■ **Extract to read**
The lwt interface has two layers. Tls_lwt.Unix is loosely based on read/write operations from Lwt_unix and provides in-place update of buffers. read, for example, takes a Cstruct.t to write into and returns the number of bytes read. The surrounding module, Tls_lwt, provides a simpler, Lwt_io-compatible API built on top:

let main host port =
  Tls_lwt.rng_init () >>= fun () ->
  lwt authenticator = X509_lwt.authenticator (`Ca_dir nss_trusted_ca_dir) in
  lwt (ic, oc)      = Tls_lwt.connect ~authenticator (host, port) in
  let req = String.concat "\\r\\n" [
    "GET / HTTP/1.1" ; "Host: " ^ host ; "Connection: close" ; "" ; ""
  ] in
  Lwt_io.(write oc req >>= fun () -> read ic >>= print)

We have further plans to provide wrappers for Async and plain Unix in a similar vein.

Attacks on TLS

TLS the most widely deployed security protocol on the Internet and, at over 15 years, is also showing its age. As such, a flaw is a valuable commodity due to the commercially sensitive nature of data that is encrypted with TLS. Various vulnerabilities on different layers of TLS have been found - heartbleed and others are implementation specific, advancements in cryptanalysis such as collisions of MD5 lead to vulnerabilities, and even others are due to incorrect usage of TLS (truncation attack or BREACH). Finally, some weaknesses are in the protocol itself. Extensive overviews of attacks on TLS are available.

■ **Dataset extract**
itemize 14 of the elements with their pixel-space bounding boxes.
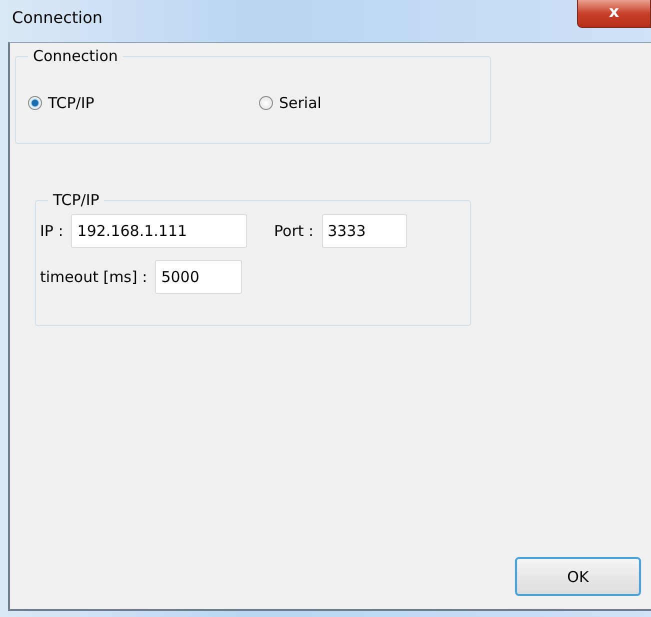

■ **Task objective**
Duplicate the passage on the lwt interface and attacks on TLS word for word, from start to end.

■ **Written answer**
The lwt interface has two layers. Tls_lwt.Unix is loosely based on read/write operations from Lwt_unix and provides in-place update of buffers. read, for example, takes a Cstruct.t to write into and returns the number of bytes read. The surrounding module, Tls_lwt, provides a simpler, Lwt_io-compatible API built on top:

let main host port =
  Tls_lwt.rng_init () >>= fun () ->
  lwt authenticator = X509_lwt.authenticator (`Ca_dir nss_trusted_ca_dir) in
  lwt (ic, oc)      = Tls_lwt.connect ~authenticator (host, port) in
  let req = String.concat "\\r\\n" [
    "GET / HTTP/1.1" ; "Host: " ^ host ; "Connection: close" ; "" ; ""
  ] in
  Lwt_io.(write oc req >>= fun () -> read ic >>= print)

We have further plans to provide wrappers for Async and plain Unix in a similar vein.

Attacks on TLS

TLS the most widely deployed security protocol on the Internet and, at over 15 years, is also showing its age. As such, a flaw is a valuable commodity due to the commercially sensitive nature of data that is encrypted with TLS. Various vulnerabilities on different layers of TLS have been found - heartbleed and others are implementation specific, advancements in cryptanalysis such as collisions of MD5 lead to vulnerabilities, and even others are due to incorrect usage of TLS (truncation attack or BREACH). Finally, some weaknesses are in the protocol itself. Extensive overviews of attacks on TLS are available.